**Goal**
Extract from the listing each line in which the word "JSON" appears.

>> START Supplied records

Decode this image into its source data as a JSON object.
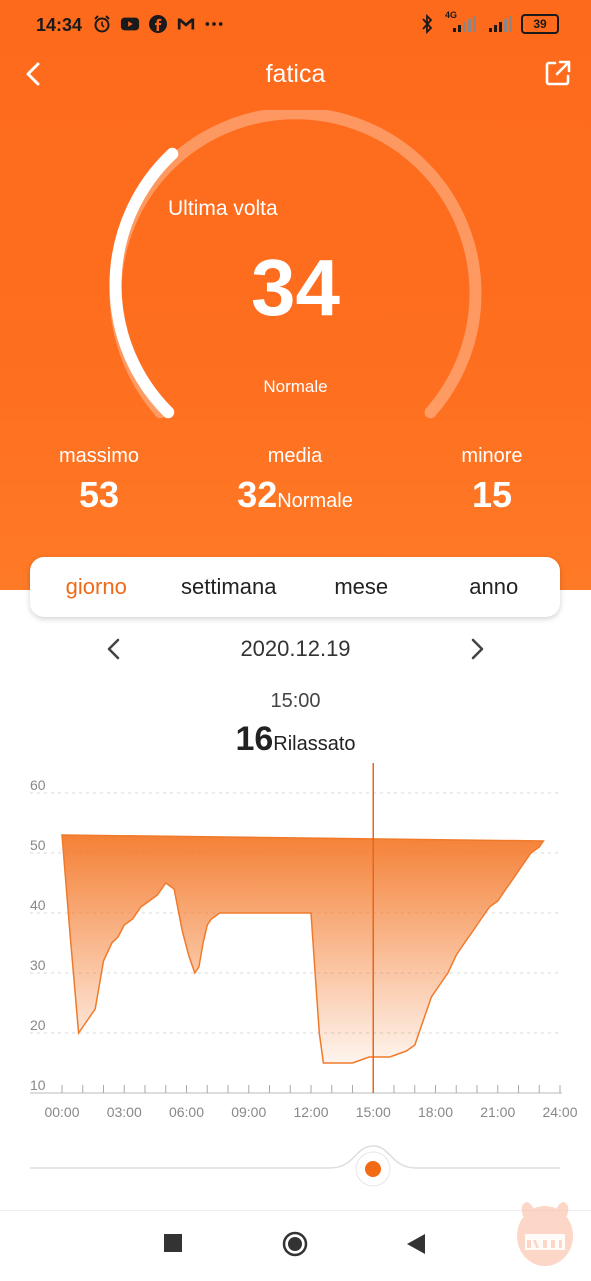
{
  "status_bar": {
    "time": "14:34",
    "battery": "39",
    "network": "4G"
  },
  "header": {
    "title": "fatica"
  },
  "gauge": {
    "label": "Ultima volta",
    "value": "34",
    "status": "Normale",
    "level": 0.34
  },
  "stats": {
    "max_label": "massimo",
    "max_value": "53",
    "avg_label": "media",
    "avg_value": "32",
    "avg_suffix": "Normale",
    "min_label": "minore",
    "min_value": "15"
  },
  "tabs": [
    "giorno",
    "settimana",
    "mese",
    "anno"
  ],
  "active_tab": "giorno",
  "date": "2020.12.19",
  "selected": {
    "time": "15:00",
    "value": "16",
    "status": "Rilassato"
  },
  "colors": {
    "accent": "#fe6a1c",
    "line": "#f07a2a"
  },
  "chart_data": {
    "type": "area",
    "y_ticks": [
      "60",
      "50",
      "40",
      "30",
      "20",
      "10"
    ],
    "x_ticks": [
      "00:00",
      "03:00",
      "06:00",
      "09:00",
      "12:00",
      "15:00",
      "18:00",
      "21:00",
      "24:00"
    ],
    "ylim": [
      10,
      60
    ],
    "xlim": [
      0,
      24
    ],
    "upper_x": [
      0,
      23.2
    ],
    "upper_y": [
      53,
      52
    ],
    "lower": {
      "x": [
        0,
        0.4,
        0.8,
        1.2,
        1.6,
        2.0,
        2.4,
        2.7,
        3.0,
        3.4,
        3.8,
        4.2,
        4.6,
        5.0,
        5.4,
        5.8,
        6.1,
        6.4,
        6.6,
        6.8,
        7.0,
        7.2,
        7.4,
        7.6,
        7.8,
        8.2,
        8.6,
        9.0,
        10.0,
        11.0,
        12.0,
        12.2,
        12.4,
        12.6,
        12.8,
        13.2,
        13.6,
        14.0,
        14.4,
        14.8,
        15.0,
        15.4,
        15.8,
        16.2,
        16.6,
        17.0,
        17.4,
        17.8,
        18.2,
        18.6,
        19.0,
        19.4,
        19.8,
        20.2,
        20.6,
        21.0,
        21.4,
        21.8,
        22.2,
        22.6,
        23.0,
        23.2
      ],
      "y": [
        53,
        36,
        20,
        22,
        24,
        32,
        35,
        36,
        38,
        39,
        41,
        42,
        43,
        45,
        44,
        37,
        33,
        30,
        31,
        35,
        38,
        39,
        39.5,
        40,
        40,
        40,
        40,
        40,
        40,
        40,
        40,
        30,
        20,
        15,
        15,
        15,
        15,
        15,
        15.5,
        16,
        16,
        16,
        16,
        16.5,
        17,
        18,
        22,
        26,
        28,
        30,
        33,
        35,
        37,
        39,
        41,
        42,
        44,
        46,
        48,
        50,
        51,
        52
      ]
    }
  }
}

>> END Supplied records
>> START Supplied records

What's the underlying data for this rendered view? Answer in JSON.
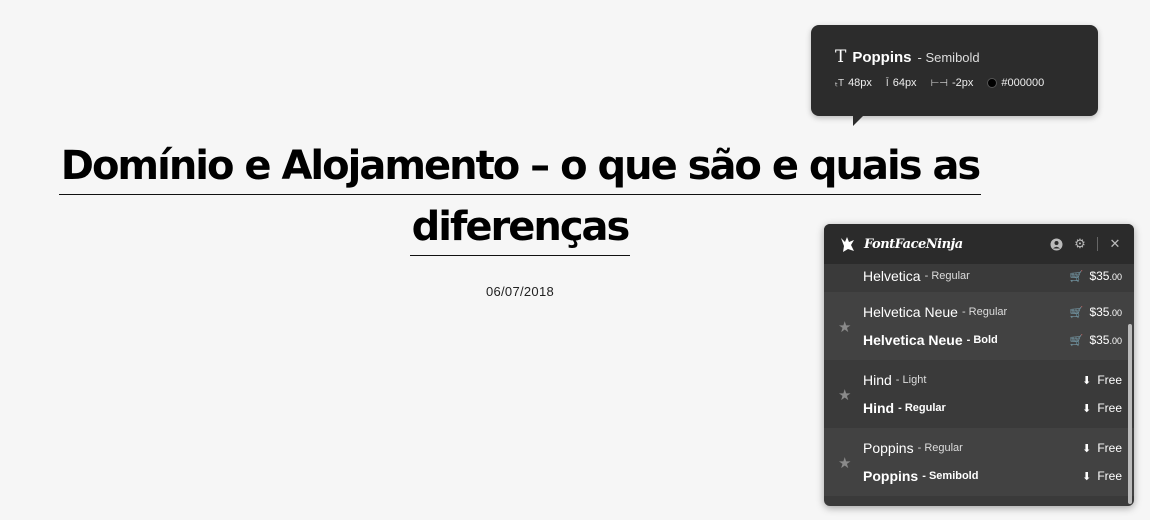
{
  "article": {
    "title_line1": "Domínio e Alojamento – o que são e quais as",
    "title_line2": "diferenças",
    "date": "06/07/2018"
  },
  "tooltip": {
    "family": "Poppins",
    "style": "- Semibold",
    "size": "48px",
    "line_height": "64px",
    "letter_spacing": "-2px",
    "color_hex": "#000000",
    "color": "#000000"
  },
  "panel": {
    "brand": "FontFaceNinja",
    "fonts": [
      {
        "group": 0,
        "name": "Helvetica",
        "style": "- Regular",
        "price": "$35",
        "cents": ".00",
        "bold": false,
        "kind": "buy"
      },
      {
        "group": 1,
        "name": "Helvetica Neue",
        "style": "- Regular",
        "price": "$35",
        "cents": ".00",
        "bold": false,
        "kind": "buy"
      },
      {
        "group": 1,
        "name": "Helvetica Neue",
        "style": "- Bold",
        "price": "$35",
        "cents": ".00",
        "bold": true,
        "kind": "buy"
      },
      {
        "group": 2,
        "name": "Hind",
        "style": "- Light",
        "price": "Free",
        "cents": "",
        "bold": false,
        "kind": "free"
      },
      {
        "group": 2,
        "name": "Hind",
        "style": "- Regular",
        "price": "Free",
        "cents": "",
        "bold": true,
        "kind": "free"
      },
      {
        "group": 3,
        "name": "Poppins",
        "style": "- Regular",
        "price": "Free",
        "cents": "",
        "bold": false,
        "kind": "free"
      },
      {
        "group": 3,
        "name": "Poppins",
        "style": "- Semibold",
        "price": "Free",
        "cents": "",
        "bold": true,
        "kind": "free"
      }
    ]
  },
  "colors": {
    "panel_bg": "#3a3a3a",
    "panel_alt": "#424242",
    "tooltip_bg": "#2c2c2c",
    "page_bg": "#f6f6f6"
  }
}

>> END Supplied records

**Correct answer**
Decode this image into its source data as a JSON object.
What's the underlying data for this rendered view? Answer in JSON.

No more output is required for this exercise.